_Short task_
Give every entry again, word for word and in full.

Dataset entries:
<<<<

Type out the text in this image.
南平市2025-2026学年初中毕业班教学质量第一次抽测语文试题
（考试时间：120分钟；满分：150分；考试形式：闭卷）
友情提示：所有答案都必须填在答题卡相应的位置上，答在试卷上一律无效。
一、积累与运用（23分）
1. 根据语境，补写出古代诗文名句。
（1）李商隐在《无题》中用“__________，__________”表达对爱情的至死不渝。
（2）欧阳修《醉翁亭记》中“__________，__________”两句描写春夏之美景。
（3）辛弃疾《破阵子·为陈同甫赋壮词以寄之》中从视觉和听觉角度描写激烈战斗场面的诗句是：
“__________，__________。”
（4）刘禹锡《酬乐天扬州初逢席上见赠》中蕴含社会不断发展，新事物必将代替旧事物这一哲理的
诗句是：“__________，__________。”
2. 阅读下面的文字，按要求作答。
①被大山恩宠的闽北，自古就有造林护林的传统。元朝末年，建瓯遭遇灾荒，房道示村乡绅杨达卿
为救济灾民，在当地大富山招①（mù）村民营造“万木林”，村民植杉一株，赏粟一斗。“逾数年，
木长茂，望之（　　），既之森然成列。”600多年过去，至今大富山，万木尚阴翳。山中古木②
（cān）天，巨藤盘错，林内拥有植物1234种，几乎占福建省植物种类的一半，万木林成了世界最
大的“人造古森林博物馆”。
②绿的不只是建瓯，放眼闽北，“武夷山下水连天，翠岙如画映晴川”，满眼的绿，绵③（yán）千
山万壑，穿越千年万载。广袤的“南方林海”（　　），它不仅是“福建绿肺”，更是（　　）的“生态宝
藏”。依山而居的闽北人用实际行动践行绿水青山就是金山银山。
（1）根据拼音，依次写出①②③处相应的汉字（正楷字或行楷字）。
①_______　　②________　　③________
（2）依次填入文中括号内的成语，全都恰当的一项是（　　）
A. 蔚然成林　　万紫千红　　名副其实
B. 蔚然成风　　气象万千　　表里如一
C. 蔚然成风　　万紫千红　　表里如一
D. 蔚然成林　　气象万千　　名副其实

>>>>

_Result of the task_
Type out the text in this image.
南平市2025-2026学年初中毕业班教学质量第一次抽测语文试题
（考试时间：120分钟；满分：150分；考试形式：闭卷）
友情提示：所有答案都必须填在答题卡相应的位置上，答在试卷上一律无效。
一、积累与运用（23分）
1. 根据语境，补写出古代诗文名句。
（1）李商隐在《无题》中用“__________，__________”表达对爱情的至死不渝。
（2）欧阳修《醉翁亭记》中“__________，__________”两句描写春夏之美景。
（3）辛弃疾《破阵子·为陈同甫赋壮词以寄之》中从视觉和听觉角度描写激烈战斗场面的诗句是：
“__________，__________。”
（4）刘禹锡《酬乐天扬州初逢席上见赠》中蕴含社会不断发展，新事物必将代替旧事物这一哲理的
诗句是：“__________，__________。”
2. 阅读下面的文字，按要求作答。
①被大山恩宠的闽北，自古就有造林护林的传统。元朝末年，建瓯遭遇灾荒，房道示村乡绅杨达卿
为救济灾民，在当地大富山招①（mù）村民营造“万木林”，村民植杉一株，赏粟一斗。“逾数年，
木长茂，望之（　　），既之森然成列。”600多年过去，至今大富山，万木尚阴翳。山中古木②
（cān）天，巨藤盘错，林内拥有植物1234种，几乎占福建省植物种类的一半，万木林成了世界最
大的“人造古森林博物馆”。
②绿的不只是建瓯，放眼闽北，“武夷山下水连天，翠岙如画映晴川”，满眼的绿，绵③（yán）千
山万壑，穿越千年万载。广袤的“南方林海”（　　），它不仅是“福建绿肺”，更是（　　）的“生态宝
藏”。依山而居的闽北人用实际行动践行绿水青山就是金山银山。
（1）根据拼音，依次写出①②③处相应的汉字（正楷字或行楷字）。
①_______　　②________　　③________
（2）依次填入文中括号内的成语，全都恰当的一项是（　　）
A. 蔚然成林　　万紫千红　　名副其实
B. 蔚然成风　　气象万千　　表里如一
C. 蔚然成风　　万紫千红　　表里如一
D. 蔚然成林　　气象万千　　名副其实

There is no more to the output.